**YOUR GOAL:**
Each line below must be set down exactly; omit any image you find.

○ ○ ○

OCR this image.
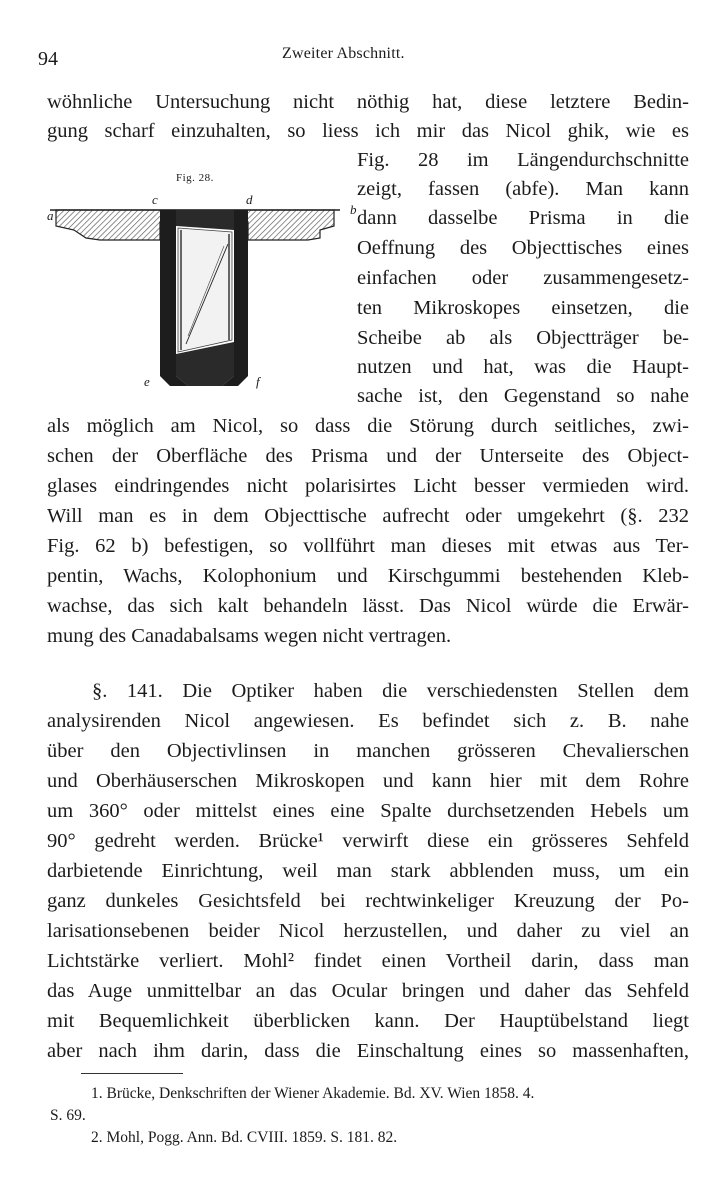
94	Zweiter Abschnitt.
wöhnliche Untersuchung nicht nöthig hat, diese letztere Bedin-
gung scharf einzuhalten, so liess ich mir das Nicol ghik, wie es
Fig. 28 im Längendurchschnitte
zeigt, fassen (abfe). Man kann
dann dasselbe Prisma in die
Oeffnung des Objecttisches eines
einfachen oder zusammengesetz-
ten Mikroskopes einsetzen, die
Scheibe ab als Objectträger be-
nutzen und hat, was die Haupt-
sache ist, den Gegenstand so nahe
als möglich am Nicol, so dass die Störung durch seitliches, zwi-
schen der Oberfläche des Prisma und der Unterseite des Object-
glases eindringendes nicht polarisirtes Licht besser vermieden wird.
Will man es in dem Objecttische aufrecht oder umgekehrt (§. 232
Fig. 62 b) befestigen, so vollführt man dieses mit etwas aus Ter-
pentin, Wachs, Kolophonium und Kirschgummi bestehenden Kleb-
wachse, das sich kalt behandeln lässt. Das Nicol würde die Erwär-
mung des Canadabalsams wegen nicht vertragen.
§. 141. Die Optiker haben die verschiedensten Stellen dem
analysirenden Nicol angewiesen. Es befindet sich z. B. nahe
über den Objectivlinsen in manchen grösseren Chevalierschen
und Oberhäuserschen Mikroskopen und kann hier mit dem Rohre
um 360° oder mittelst eines eine Spalte durchsetzenden Hebels um
90° gedreht werden. Brücke¹ verwirft diese ein grösseres Sehfeld
darbietende Einrichtung, weil man stark abblenden muss, um ein
ganz dunkeles Gesichtsfeld bei rechtwinkeliger Kreuzung der Po-
larisationsebenen beider Nicol herzustellen, und daher zu viel an
Lichtstärke verliert. Mohl² findet einen Vortheil darin, dass man
das Auge unmittelbar an das Ocular bringen und daher das Sehfeld
mit Bequemlichkeit überblicken kann. Der Hauptübelstand liegt
aber nach ihm darin, dass die Einschaltung eines so massenhaften,
Fig. 28.
a	b
c	d
e	f
1. Brücke, Denkschriften der Wiener Akademie. Bd. XV. Wien 1858. 4.
S. 69.
2. Mohl, Pogg. Ann. Bd. CVIII. 1859. S. 181. 82.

○ ○ ○

**RESULT:**
OCR this image.
94	Zweiter Abschnitt.
wöhnliche Untersuchung nicht nöthig hat, diese letztere Bedin-
gung scharf einzuhalten, so liess ich mir das Nicol ghik, wie es
Fig. 28 im Längendurchschnitte
zeigt, fassen (abfe). Man kann
dann dasselbe Prisma in die
Oeffnung des Objecttisches eines
einfachen oder zusammengesetz-
ten Mikroskopes einsetzen, die
Scheibe ab als Objectträger be-
nutzen und hat, was die Haupt-
sache ist, den Gegenstand so nahe
als möglich am Nicol, so dass die Störung durch seitliches, zwi-
schen der Oberfläche des Prisma und der Unterseite des Object-
glases eindringendes nicht polarisirtes Licht besser vermieden wird.
Will man es in dem Objecttische aufrecht oder umgekehrt (§. 232
Fig. 62 b) befestigen, so vollführt man dieses mit etwas aus Ter-
pentin, Wachs, Kolophonium und Kirschgummi bestehenden Kleb-
wachse, das sich kalt behandeln lässt. Das Nicol würde die Erwär-
mung des Canadabalsams wegen nicht vertragen.
§. 141. Die Optiker haben die verschiedensten Stellen dem
analysirenden Nicol angewiesen. Es befindet sich z. B. nahe
über den Objectivlinsen in manchen grösseren Chevalierschen
und Oberhäuserschen Mikroskopen und kann hier mit dem Rohre
um 360° oder mittelst eines eine Spalte durchsetzenden Hebels um
90° gedreht werden. Brücke¹ verwirft diese ein grösseres Sehfeld
darbietende Einrichtung, weil man stark abblenden muss, um ein
ganz dunkeles Gesichtsfeld bei rechtwinkeliger Kreuzung der Po-
larisationsebenen beider Nicol herzustellen, und daher zu viel an
Lichtstärke verliert. Mohl² findet einen Vortheil darin, dass man
das Auge unmittelbar an das Ocular bringen und daher das Sehfeld
mit Bequemlichkeit überblicken kann. Der Hauptübelstand liegt
aber nach ihm darin, dass die Einschaltung eines so massenhaften,
Fig. 28.
a	b
c	d
e	f
1. Brücke, Denkschriften der Wiener Akademie. Bd. XV. Wien 1858. 4.
S. 69.
2. Mohl, Pogg. Ann. Bd. CVIII. 1859. S. 181. 82.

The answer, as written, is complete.